[Recorded data]

# # # #

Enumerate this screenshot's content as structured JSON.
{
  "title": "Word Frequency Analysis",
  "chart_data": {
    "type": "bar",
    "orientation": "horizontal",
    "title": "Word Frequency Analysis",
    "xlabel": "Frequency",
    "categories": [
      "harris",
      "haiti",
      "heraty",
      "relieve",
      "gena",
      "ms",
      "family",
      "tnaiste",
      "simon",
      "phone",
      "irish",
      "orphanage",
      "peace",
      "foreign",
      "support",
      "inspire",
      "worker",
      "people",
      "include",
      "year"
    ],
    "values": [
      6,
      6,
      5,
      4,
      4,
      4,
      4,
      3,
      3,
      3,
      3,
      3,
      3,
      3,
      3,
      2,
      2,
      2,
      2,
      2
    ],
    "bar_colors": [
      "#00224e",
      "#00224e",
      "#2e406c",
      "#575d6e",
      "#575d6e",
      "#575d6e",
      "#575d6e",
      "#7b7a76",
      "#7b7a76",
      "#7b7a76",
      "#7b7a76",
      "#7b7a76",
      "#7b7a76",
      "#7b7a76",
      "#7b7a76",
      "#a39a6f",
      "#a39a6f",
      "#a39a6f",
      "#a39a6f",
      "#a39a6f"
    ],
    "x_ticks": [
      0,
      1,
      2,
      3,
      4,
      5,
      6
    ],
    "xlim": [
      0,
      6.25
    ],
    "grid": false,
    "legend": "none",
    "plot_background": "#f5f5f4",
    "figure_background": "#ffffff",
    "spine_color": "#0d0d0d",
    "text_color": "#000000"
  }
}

# # # #

Which lines in the records above contain the string "Frequency"? Copy each one.

  "title": "Word Frequency Analysis",
    "title": "Word Frequency Analysis",
    "xlabel": "Frequency",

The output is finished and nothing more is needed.